| STATED EXERCISE |
Copy the lines holding the word "Description", all of them.

══════════════════════════════

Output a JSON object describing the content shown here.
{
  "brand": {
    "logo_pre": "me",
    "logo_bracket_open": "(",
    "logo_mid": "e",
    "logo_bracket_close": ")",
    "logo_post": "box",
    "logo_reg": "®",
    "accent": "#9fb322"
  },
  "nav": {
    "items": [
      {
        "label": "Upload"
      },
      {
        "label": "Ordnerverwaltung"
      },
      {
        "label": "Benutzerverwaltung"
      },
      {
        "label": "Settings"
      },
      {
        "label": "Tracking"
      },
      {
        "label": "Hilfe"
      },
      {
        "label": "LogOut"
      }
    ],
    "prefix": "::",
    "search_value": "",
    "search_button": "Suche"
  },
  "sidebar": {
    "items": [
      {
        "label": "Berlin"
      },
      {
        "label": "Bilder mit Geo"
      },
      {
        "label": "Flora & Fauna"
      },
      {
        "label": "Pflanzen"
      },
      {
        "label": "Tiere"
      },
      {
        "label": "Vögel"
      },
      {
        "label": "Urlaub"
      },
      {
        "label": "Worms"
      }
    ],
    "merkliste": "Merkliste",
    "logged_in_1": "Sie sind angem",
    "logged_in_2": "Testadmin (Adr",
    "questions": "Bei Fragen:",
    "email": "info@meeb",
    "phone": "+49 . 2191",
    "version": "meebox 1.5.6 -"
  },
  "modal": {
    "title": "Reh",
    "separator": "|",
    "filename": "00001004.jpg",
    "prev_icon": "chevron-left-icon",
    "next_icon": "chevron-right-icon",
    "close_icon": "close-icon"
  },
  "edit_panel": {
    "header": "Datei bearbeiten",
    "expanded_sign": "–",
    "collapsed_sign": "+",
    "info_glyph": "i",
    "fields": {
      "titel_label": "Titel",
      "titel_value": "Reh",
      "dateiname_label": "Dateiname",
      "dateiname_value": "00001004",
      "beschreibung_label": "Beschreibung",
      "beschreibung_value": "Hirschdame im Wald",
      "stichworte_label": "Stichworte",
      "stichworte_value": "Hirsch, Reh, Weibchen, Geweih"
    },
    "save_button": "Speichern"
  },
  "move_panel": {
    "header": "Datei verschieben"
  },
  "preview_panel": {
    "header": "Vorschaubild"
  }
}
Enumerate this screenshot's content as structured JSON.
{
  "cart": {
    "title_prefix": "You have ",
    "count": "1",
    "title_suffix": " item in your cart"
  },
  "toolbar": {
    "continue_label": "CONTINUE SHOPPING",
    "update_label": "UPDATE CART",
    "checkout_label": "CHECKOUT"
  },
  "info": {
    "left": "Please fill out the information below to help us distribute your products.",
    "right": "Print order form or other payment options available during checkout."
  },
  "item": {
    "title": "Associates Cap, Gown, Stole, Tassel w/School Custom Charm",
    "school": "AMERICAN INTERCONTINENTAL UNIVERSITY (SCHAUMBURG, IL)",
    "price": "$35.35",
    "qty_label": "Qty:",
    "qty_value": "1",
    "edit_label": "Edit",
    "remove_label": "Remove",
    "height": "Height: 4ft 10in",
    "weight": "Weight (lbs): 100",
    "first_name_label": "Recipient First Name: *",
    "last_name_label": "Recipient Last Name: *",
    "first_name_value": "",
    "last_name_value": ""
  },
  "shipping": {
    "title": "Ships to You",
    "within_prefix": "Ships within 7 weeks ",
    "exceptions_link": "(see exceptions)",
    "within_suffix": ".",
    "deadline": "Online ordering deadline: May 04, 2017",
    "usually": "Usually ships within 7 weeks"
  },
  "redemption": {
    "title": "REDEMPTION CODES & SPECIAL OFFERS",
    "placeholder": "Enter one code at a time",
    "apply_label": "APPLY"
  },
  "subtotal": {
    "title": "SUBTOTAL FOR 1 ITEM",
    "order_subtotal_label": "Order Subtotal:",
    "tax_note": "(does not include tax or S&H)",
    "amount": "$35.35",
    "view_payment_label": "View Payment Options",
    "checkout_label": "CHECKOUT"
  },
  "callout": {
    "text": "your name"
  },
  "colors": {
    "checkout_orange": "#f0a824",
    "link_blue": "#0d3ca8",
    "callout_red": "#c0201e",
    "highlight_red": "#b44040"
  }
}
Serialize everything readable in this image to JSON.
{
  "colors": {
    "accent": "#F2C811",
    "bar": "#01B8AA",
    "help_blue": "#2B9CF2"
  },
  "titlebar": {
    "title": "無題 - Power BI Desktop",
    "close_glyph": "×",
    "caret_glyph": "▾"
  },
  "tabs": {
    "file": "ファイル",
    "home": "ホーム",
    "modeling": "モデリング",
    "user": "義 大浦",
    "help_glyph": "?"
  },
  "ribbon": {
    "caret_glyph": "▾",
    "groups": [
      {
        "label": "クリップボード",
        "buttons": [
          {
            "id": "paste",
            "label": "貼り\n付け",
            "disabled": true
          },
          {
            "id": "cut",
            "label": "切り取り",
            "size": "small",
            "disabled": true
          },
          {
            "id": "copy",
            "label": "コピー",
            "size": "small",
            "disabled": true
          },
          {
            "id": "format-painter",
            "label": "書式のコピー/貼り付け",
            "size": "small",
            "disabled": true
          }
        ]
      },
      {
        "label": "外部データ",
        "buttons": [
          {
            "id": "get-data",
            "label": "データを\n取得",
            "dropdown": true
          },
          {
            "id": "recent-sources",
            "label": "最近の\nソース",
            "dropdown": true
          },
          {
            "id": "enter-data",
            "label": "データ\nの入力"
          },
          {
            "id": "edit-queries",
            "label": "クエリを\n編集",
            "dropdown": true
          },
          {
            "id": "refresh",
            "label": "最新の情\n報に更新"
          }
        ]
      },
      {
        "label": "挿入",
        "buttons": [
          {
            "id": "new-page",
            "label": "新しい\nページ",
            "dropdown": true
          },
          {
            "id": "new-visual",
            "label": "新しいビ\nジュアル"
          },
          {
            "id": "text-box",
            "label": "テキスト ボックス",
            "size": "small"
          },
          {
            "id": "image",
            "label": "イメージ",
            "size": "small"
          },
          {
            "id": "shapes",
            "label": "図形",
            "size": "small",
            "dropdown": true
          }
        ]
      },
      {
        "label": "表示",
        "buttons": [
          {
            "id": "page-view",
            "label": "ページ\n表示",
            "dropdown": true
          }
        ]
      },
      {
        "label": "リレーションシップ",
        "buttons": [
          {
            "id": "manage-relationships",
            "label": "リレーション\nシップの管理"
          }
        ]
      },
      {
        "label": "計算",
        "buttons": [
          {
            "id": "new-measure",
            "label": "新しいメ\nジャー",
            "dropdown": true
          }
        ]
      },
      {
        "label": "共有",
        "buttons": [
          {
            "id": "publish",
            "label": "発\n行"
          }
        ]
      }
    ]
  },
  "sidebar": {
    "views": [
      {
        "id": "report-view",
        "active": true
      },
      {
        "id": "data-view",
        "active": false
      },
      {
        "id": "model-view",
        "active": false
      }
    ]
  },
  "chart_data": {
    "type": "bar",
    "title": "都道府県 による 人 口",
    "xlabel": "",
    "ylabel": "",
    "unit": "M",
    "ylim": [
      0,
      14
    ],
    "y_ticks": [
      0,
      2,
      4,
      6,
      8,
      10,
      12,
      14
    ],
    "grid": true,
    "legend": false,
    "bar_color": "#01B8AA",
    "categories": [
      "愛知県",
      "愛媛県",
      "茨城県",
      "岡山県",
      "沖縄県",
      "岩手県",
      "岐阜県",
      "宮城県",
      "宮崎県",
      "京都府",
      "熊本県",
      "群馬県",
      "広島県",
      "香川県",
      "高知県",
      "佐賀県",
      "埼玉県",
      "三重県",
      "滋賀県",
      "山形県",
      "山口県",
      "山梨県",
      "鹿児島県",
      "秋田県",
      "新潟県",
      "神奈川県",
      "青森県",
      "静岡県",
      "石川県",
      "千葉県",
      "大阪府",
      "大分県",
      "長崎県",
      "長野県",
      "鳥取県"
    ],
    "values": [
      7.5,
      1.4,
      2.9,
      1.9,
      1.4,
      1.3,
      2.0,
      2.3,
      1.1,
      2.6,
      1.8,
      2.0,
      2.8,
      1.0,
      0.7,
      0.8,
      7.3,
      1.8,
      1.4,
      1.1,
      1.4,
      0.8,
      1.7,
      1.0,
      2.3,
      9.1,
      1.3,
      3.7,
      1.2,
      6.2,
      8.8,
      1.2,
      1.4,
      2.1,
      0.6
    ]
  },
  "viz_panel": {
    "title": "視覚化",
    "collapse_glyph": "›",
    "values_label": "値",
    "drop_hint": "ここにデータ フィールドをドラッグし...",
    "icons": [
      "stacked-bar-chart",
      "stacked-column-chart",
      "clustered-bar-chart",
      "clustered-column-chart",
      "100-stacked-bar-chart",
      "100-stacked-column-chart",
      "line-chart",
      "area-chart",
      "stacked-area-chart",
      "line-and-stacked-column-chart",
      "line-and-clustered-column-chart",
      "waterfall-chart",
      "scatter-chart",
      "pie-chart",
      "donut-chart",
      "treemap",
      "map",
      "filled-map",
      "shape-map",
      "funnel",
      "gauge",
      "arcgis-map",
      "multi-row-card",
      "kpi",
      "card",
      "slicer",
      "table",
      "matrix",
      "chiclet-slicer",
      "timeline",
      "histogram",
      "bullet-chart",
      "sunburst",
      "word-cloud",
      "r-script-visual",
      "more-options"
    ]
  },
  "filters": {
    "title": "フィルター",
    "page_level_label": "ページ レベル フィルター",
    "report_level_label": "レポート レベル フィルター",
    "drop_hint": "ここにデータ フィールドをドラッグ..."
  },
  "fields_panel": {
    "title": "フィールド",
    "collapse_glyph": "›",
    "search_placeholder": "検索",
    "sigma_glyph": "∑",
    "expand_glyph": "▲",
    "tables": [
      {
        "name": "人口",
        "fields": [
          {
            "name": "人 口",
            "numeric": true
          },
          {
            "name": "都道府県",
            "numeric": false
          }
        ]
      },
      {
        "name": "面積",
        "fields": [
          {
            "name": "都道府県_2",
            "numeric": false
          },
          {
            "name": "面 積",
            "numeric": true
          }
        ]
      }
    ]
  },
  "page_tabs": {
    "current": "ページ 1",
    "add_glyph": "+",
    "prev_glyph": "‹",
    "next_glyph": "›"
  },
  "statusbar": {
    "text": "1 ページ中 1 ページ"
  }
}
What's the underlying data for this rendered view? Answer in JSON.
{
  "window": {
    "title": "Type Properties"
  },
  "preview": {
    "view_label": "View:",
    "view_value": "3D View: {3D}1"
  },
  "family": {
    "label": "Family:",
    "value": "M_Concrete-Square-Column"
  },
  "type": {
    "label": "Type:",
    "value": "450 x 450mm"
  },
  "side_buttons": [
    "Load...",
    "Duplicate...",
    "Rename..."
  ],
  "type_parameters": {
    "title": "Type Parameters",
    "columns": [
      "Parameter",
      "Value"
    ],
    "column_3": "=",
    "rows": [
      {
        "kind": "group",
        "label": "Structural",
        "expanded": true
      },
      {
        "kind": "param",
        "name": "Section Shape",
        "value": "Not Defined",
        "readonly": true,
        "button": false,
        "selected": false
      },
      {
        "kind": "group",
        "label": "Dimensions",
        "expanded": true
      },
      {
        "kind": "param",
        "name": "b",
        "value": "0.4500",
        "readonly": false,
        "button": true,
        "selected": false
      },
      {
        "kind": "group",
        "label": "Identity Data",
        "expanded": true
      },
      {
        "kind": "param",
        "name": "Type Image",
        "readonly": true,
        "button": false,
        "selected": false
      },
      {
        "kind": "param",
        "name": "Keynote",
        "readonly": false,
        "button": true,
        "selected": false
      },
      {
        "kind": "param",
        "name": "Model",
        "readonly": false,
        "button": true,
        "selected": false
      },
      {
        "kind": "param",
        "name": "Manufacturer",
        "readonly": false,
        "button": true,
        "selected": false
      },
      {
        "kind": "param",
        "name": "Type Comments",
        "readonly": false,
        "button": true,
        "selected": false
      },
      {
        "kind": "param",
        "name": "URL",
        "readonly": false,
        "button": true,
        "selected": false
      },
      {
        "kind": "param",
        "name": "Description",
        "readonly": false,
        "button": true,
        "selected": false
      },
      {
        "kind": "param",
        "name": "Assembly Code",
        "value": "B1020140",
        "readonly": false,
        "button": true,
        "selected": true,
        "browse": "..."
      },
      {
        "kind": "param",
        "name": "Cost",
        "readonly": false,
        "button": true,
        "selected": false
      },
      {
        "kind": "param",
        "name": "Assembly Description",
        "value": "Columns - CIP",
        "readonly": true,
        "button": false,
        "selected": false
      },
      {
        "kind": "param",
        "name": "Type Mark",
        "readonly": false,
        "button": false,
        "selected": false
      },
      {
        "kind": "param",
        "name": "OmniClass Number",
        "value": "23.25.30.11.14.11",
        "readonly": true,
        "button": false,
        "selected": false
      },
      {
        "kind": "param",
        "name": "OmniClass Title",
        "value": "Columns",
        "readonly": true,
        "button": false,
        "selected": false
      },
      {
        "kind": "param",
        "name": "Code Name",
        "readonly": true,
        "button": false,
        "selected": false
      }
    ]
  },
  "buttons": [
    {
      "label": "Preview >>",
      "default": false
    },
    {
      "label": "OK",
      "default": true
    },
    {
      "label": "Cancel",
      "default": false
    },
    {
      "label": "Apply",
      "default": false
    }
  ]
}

══════════════════════════════

| RESPONSE |
        "name": "Description",
        "name": "Assembly Description",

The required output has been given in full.